## begin Selected extract

EEEEEEEEEWWWWWWWWWW! AHHHHHHHHHHHHHHH!

I grabbed my jacket and wrapped it around my waist and then ran out the door yelling, "I HAVE TO GO HOME FOR A BIT! PERSONAL EMERGENCY! I'LL BE BACK LATER!"

I threw some newspaper down on the car seat before sitting down and drove home - above all posted speed limits - while going, "DAMN IT! DAMN IT! DAMN IT! OH GROSS! OH GROSS! OH GROSS! EEEWWW! EEWWW! EEEWWW!"

When I got home I peeled of my clothes and threw them into the washing machine and then ran into the shower where I spent a good hour scrubbing the ammo chambers and the gun with hot water and soap.

Then I called my boss to tell him what had happened. He was very understanding and told me to go ahead and take the rest of the day off.

That happened nearly twenty years ago and I still get an "eeewww" when I think about it.

There is one bathroom problem I have (and I bet I'm not the only guy this happens to), usually on hot and humid summer days. I sit my ass down on the john to take a dump and...

MY BALLS DIP INTO THE TOILET WATER!!!!

## end Selected extract

**Request 1**
Duplicate the passage of the anecdote that opens with the words "EEEEEEEEEWWWWWWWWWW! AHHHHHHHHHHHHHHH!" and closes with "water and soap.", keeping every word unchanged.
The anecdote and the entries that follow it come from unrelated sources.

## begin Data shown

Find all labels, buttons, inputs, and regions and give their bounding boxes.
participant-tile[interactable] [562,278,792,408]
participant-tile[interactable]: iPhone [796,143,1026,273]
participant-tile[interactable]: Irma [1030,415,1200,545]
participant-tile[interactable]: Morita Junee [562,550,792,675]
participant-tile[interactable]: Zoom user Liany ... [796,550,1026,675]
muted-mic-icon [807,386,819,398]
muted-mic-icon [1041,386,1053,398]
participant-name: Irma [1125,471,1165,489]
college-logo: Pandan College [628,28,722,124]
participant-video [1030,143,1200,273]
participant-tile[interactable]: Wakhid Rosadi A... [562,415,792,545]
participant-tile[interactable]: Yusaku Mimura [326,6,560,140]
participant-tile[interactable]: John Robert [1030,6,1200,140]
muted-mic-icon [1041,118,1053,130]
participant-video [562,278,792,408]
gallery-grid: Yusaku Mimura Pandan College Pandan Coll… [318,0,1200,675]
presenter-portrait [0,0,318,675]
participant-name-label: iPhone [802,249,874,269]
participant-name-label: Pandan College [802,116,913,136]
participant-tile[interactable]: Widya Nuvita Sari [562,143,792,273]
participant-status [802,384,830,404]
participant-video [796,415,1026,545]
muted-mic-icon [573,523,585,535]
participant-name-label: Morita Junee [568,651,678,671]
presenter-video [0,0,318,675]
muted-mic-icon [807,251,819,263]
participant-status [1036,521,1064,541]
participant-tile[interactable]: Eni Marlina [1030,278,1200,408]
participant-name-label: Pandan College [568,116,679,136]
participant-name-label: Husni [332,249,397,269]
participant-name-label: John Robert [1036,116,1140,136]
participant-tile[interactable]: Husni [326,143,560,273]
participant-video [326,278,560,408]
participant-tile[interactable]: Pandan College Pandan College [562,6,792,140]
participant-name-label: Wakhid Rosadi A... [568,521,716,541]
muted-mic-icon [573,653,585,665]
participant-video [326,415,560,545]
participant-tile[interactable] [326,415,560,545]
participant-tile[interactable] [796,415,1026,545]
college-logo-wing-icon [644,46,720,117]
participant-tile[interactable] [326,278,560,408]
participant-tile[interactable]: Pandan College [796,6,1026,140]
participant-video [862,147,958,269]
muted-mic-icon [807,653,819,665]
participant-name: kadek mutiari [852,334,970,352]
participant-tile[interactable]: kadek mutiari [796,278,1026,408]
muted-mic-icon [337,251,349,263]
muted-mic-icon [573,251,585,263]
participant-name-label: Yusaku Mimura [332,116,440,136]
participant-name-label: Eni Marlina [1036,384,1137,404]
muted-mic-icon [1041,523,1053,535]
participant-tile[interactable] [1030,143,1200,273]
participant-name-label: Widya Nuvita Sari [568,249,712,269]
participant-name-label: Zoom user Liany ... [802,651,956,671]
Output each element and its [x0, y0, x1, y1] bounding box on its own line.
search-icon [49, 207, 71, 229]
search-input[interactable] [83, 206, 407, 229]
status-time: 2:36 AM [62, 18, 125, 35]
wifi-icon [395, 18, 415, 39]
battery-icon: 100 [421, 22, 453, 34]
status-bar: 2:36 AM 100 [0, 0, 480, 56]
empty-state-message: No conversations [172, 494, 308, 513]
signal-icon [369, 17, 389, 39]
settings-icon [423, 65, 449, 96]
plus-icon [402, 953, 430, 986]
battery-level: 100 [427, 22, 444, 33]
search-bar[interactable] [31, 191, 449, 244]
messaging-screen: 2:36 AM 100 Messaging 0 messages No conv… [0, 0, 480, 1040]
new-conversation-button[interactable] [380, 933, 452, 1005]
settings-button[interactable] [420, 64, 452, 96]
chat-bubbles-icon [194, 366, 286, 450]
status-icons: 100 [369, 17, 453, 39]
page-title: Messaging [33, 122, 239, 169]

## end Data shown

**Request 2**
Set down, word for word, the entries from their very first line through the line that contains "participant-name-label: John Robert".

**Response 1**
EEEEEEEEEWWWWWWWWWW! AHHHHHHHHHHHHHHH!

I grabbed my jacket and wrapped it around my waist and then ran out the door yelling, "I HAVE TO GO HOME FOR A BIT! PERSONAL EMERGENCY! I'LL BE BACK LATER!"

I threw some newspaper down on the car seat before sitting down and drove home - above all posted speed limits - while going, "DAMN IT! DAMN IT! DAMN IT! OH GROSS! OH GROSS! OH GROSS! EEEWWW! EEWWW! EEEWWW!"

When I got home I peeled of my clothes and threw them into the washing machine and then ran into the shower where I spent a good hour scrubbing the ammo chambers and the gun with hot water and soap.

**Response 2**
Find all labels, buttons, inputs, and regions and give their bounding boxes.
participant-tile[interactable] [562,278,792,408]
participant-tile[interactable]: iPhone [796,143,1026,273]
participant-tile[interactable]: Irma [1030,415,1200,545]
participant-tile[interactable]: Morita Junee [562,550,792,675]
participant-tile[interactable]: Zoom user Liany ... [796,550,1026,675]
muted-mic-icon [807,386,819,398]
muted-mic-icon [1041,386,1053,398]
participant-name: Irma [1125,471,1165,489]
college-logo: Pandan College [628,28,722,124]
participant-video [1030,143,1200,273]
participant-tile[interactable]: Wakhid Rosadi A... [562,415,792,545]
participant-tile[interactable]: Yusaku Mimura [326,6,560,140]
participant-tile[interactable]: John Robert [1030,6,1200,140]
muted-mic-icon [1041,118,1053,130]
participant-video [562,278,792,408]
gallery-grid: Yusaku Mimura Pandan College Pandan Coll… [318,0,1200,675]
presenter-portrait [0,0,318,675]
participant-name-label: iPhone [802,249,874,269]
participant-name-label: Pandan College [802,116,913,136]
participant-tile[interactable]: Widya Nuvita Sari [562,143,792,273]
participant-status [802,384,830,404]
participant-video [796,415,1026,545]
muted-mic-icon [573,523,585,535]
participant-name-label: Morita Junee [568,651,678,671]
presenter-video [0,0,318,675]
muted-mic-icon [807,251,819,263]
participant-status [1036,521,1064,541]
participant-tile[interactable]: Eni Marlina [1030,278,1200,408]
participant-name-label: Pandan College [568,116,679,136]
participant-name-label: Husni [332,249,397,269]
participant-name-label: John Robert [1036,116,1140,136]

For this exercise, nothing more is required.